> _DO THIS_
Check each line of the listing below for the string "page", and copy the ones that have it.

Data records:
———

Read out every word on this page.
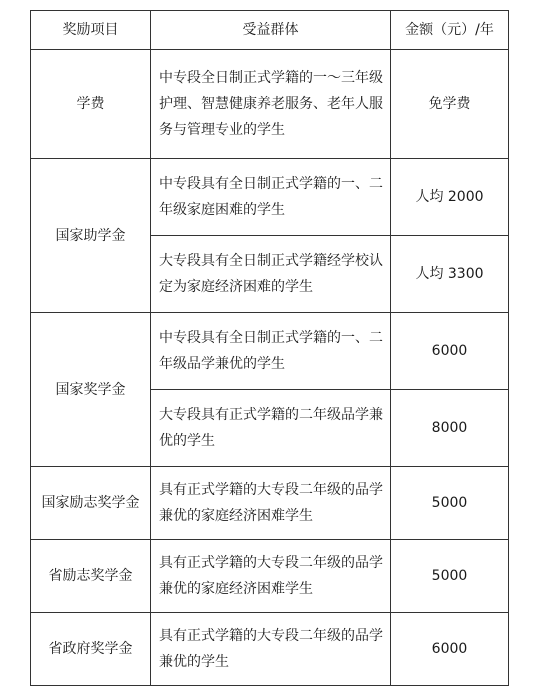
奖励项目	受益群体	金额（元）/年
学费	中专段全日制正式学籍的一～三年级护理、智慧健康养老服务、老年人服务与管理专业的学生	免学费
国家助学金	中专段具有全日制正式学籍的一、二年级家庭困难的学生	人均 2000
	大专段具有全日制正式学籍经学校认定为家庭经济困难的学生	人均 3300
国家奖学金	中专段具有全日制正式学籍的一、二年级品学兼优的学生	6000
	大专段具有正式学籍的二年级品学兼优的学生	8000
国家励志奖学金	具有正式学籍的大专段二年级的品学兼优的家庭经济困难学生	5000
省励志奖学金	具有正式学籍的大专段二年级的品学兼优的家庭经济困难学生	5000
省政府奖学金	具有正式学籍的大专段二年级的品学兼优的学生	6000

———

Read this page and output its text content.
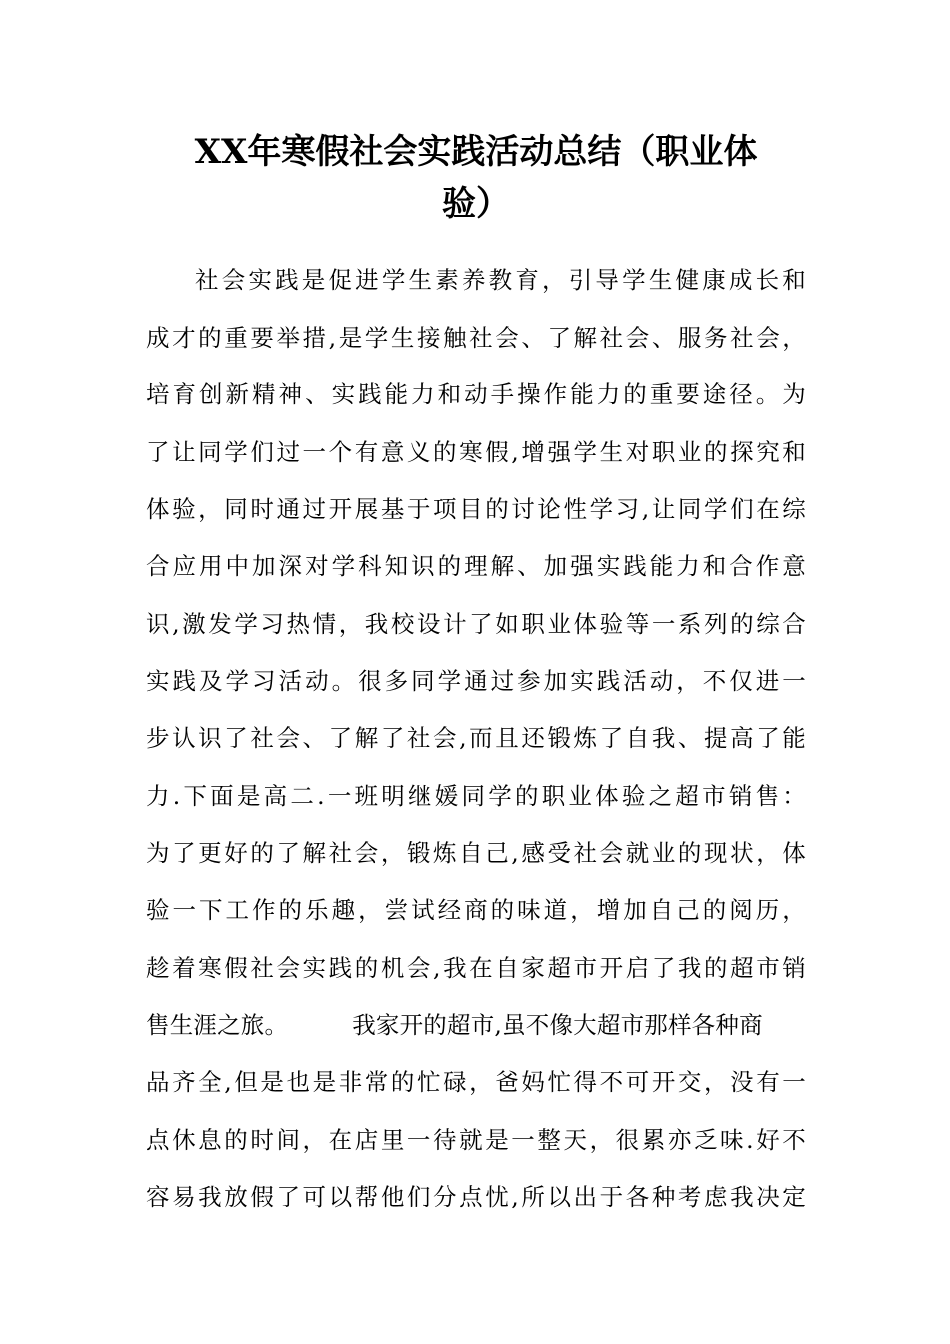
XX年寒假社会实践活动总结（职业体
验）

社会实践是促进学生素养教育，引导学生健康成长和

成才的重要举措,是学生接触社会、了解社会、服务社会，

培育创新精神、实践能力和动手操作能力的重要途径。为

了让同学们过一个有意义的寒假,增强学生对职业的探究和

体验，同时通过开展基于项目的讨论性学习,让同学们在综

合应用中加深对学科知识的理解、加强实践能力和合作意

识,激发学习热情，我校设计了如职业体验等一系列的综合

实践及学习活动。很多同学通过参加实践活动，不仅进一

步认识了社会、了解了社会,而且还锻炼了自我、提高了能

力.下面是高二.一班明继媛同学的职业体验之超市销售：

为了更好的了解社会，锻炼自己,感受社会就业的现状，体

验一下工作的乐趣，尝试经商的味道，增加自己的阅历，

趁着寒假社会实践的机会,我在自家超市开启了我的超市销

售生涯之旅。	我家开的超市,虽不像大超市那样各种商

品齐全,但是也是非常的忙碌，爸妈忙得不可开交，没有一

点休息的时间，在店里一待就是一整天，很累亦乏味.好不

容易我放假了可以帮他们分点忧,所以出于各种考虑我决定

———

> _FULL SOLUTION_
Read out every word on this page.
Read this page and output its text content.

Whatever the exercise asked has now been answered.